▸ What is needed
Search the listing below for "String". Copy each matching line.

▸ Extracted records
□ □ □

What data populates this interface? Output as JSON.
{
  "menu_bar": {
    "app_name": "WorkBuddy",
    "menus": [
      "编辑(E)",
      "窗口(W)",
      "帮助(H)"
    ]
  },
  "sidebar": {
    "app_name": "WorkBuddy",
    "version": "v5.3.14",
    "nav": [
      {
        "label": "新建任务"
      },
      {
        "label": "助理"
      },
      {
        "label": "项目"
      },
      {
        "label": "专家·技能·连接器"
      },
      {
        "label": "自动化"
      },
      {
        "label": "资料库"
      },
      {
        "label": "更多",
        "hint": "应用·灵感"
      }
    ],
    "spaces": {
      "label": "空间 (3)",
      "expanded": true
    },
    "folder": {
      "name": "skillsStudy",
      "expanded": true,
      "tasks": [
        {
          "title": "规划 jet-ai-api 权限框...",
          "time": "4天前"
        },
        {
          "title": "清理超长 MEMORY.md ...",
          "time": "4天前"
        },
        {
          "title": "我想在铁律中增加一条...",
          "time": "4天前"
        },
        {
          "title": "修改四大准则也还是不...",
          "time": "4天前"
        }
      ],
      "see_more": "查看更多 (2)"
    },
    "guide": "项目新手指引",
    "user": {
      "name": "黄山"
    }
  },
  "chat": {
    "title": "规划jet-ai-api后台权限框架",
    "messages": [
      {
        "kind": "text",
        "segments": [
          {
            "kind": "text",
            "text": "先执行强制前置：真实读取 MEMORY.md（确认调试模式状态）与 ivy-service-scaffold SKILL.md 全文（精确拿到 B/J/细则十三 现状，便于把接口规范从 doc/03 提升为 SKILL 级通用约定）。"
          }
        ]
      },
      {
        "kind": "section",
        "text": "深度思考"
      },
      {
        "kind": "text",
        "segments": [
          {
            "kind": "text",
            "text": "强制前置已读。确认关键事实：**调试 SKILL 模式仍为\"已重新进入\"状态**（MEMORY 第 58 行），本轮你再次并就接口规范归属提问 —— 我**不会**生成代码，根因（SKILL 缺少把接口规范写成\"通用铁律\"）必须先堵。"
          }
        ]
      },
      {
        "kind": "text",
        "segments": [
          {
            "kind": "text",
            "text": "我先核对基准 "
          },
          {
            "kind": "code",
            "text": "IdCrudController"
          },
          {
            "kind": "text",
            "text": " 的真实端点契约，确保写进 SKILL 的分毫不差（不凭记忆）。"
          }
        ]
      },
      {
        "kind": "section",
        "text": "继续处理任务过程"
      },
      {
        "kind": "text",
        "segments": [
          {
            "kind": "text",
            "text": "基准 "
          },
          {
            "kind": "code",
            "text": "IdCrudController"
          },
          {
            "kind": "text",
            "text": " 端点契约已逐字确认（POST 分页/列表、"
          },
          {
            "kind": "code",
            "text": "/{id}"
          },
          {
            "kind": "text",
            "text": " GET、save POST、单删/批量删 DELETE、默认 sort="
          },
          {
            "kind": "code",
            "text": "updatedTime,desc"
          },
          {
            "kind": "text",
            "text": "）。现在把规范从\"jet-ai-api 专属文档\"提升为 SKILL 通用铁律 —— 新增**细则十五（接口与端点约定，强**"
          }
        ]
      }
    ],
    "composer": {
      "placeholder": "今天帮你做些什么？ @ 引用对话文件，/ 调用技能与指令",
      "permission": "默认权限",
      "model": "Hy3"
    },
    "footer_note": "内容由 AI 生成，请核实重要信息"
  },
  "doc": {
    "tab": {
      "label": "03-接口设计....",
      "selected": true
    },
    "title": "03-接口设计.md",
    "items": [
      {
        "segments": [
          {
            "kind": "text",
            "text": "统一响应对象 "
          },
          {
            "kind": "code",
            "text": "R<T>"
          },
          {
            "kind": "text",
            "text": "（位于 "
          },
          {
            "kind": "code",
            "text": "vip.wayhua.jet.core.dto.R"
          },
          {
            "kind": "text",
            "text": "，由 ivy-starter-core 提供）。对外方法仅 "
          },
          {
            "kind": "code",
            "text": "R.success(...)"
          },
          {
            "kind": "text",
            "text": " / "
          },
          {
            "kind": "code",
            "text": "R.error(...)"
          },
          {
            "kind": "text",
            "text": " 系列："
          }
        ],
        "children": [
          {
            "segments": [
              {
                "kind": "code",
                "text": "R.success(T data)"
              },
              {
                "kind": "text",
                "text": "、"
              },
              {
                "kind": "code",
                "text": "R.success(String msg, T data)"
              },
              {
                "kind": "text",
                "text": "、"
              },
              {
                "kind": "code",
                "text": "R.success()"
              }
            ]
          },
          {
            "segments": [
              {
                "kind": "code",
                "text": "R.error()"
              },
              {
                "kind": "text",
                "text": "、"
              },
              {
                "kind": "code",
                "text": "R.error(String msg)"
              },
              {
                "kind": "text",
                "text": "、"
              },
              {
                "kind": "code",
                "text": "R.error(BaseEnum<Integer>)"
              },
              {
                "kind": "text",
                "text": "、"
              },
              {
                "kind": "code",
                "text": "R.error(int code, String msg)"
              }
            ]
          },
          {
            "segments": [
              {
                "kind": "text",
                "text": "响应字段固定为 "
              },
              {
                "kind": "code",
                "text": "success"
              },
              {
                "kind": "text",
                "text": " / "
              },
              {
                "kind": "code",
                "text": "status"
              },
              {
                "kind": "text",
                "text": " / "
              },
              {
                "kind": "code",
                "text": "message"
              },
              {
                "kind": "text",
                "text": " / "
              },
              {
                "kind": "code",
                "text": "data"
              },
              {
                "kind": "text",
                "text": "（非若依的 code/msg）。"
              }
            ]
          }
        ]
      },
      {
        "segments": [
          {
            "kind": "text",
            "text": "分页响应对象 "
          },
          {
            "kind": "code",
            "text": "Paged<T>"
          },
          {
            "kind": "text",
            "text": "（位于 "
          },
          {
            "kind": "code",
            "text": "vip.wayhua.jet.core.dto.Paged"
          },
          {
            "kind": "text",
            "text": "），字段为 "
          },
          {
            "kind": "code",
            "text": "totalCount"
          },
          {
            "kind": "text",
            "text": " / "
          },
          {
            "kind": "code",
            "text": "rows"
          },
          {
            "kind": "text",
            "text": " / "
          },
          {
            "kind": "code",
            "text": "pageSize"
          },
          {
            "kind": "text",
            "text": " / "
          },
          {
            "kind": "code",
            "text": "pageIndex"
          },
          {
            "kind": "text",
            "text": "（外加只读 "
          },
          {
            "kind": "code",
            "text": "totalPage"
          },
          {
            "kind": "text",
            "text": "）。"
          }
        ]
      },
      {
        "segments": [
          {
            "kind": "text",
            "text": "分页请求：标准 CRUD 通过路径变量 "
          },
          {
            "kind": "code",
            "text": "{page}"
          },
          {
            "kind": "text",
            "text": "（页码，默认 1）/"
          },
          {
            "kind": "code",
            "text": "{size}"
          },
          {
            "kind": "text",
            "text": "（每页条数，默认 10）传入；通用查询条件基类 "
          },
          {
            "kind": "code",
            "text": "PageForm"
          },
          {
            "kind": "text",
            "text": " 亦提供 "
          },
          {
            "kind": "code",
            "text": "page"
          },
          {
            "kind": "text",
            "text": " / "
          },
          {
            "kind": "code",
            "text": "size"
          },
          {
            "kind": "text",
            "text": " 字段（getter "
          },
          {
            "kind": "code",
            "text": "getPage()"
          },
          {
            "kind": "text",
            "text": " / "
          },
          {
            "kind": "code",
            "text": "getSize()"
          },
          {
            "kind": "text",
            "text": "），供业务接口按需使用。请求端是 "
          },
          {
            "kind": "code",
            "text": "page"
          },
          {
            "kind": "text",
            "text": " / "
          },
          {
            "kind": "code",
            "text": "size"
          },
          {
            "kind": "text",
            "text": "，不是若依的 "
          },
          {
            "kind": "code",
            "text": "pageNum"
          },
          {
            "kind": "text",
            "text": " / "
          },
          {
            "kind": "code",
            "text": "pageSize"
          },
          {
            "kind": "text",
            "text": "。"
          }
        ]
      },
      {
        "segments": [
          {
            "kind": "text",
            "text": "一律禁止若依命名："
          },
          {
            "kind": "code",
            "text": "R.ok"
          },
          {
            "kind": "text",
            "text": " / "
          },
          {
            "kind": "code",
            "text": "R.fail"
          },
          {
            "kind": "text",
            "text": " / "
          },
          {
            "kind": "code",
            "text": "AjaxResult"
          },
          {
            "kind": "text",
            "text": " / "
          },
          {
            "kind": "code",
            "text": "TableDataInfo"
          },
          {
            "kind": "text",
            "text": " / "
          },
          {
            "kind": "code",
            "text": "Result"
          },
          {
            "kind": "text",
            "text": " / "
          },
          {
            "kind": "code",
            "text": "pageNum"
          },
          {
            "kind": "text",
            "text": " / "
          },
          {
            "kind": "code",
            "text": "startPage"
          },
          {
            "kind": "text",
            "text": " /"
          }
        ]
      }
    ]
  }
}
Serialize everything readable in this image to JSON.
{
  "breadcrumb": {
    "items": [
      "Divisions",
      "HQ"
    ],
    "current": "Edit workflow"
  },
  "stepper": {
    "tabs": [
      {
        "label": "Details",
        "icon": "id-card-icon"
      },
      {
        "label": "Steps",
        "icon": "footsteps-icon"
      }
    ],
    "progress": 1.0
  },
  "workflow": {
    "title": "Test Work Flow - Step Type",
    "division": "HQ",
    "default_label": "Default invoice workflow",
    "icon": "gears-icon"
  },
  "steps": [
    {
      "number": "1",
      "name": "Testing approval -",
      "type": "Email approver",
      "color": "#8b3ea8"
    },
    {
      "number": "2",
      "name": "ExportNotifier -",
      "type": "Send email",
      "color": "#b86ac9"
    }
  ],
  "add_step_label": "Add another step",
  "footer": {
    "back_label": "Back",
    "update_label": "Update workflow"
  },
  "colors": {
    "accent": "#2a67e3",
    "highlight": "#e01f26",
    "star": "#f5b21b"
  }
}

□ □ □

▸ Completed task
                "text": "R.success(String msg, T data)"
                "text": "R.error(String msg)"
                "text": "R.error(int code, String msg)"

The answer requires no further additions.